■ **PROMPT**:
How many lines of these entries hold the string "生产部部长"? Answer with the number alone.

■ **DATASET ENTRIES**:
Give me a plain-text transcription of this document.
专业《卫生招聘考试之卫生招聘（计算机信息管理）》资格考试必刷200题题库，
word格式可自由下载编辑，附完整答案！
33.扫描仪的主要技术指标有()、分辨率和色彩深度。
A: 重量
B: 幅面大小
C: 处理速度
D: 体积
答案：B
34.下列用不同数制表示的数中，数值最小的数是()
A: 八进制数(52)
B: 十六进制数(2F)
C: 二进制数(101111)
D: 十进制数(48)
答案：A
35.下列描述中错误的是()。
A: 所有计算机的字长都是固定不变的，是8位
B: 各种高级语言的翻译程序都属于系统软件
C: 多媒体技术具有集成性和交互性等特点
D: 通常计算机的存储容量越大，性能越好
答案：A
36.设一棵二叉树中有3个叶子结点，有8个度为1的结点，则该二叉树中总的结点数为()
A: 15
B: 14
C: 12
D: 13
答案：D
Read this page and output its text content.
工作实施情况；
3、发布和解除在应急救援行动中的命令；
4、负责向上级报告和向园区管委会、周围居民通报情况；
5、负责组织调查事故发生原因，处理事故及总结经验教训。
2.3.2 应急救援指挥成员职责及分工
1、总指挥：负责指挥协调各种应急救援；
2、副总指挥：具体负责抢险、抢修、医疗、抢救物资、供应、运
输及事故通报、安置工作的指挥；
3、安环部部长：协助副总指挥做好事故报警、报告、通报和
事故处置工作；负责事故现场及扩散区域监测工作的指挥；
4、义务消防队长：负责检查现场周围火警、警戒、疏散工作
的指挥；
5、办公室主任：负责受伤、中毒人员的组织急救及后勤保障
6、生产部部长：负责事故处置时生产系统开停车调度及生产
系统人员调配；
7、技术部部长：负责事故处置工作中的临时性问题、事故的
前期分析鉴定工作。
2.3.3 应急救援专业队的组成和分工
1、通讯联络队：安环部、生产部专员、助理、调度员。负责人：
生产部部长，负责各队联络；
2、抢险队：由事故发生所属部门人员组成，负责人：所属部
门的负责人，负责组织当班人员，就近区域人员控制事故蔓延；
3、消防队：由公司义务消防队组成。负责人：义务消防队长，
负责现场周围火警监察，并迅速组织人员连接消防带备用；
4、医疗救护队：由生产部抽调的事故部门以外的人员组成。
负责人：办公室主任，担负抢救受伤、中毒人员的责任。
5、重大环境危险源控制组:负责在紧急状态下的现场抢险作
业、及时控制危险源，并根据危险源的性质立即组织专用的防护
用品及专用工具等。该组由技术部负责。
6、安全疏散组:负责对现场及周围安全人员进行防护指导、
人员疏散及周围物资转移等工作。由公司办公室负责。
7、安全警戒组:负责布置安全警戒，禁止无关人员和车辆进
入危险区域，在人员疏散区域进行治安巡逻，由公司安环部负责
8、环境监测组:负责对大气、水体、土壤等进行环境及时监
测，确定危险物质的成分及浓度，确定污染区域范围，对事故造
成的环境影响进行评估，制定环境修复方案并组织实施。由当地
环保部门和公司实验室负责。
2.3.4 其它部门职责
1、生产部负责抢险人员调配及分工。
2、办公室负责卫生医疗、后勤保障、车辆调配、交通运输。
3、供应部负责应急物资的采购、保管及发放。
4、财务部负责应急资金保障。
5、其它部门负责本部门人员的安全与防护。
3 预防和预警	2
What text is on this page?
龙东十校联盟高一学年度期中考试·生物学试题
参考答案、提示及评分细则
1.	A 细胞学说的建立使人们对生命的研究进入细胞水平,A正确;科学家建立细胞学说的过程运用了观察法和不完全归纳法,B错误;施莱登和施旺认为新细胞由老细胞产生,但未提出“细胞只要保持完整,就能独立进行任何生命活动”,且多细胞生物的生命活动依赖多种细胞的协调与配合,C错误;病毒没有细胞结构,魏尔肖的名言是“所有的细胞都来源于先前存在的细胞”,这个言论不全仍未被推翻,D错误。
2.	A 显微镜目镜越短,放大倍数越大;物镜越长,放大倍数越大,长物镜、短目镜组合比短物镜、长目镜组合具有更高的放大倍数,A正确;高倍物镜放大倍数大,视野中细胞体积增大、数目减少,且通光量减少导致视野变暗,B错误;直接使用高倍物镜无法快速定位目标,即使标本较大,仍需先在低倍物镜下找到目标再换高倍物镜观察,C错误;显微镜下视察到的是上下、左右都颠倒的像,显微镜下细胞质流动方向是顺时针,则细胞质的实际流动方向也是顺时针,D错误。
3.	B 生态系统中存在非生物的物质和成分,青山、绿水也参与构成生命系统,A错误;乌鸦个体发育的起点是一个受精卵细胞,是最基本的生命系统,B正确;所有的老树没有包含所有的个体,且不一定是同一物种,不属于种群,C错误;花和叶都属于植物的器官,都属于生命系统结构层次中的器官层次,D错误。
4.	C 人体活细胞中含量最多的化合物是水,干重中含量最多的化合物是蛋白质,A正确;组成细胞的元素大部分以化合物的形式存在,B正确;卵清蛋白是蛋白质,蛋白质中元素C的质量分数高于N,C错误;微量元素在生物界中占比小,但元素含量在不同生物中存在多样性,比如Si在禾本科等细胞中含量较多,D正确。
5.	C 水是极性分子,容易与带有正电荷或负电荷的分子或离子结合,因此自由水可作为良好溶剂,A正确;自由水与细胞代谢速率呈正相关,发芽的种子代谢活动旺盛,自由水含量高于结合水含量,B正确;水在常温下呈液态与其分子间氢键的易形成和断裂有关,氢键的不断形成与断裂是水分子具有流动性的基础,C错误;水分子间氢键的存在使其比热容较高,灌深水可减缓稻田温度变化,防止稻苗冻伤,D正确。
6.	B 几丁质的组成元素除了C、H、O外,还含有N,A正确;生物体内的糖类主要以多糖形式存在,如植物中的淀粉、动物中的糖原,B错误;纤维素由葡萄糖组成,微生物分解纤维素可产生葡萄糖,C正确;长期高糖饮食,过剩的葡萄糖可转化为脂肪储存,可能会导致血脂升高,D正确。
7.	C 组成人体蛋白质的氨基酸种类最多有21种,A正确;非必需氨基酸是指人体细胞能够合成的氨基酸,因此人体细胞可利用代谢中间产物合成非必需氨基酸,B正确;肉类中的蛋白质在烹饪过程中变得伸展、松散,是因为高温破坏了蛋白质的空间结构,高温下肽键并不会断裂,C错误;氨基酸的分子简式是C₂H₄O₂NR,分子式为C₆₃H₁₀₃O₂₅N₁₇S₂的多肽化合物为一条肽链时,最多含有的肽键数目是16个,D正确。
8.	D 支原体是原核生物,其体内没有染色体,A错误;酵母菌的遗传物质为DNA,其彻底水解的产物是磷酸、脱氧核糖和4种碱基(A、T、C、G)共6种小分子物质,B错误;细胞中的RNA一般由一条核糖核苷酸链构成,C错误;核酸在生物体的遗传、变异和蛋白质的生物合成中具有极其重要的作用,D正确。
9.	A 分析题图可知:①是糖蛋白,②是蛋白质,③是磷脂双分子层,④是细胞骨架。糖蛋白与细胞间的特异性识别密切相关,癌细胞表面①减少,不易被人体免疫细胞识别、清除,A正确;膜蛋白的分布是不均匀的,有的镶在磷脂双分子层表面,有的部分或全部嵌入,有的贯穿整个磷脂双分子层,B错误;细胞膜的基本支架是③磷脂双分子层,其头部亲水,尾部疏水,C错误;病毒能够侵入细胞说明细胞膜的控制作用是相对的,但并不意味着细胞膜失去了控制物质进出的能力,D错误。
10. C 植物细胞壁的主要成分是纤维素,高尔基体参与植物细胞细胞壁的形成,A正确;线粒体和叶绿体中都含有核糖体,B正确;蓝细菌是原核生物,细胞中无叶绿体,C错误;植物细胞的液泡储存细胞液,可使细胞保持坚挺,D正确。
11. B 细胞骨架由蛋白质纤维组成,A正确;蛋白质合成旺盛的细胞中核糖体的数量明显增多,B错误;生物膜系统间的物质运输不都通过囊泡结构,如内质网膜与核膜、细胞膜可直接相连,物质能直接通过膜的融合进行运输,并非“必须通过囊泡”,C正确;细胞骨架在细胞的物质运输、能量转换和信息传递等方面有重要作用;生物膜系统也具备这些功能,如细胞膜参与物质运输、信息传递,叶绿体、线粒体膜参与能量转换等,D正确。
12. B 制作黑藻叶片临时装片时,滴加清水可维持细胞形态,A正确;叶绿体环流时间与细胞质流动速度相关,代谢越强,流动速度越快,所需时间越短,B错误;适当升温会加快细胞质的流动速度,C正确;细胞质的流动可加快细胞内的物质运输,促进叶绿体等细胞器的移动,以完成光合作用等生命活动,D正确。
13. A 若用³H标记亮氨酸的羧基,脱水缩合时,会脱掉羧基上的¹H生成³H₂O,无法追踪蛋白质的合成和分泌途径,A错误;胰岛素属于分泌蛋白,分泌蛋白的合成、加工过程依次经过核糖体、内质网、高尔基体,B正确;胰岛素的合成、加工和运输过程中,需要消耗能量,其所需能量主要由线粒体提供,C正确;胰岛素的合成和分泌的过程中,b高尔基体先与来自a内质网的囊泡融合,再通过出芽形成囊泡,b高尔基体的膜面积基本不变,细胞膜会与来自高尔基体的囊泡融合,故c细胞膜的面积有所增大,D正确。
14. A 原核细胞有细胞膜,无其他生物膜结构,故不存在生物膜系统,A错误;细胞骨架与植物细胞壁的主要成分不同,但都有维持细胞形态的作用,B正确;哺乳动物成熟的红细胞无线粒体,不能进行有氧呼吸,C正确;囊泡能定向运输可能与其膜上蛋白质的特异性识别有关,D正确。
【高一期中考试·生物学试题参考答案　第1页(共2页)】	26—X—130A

■ **SOLVED EXERCISE**:
2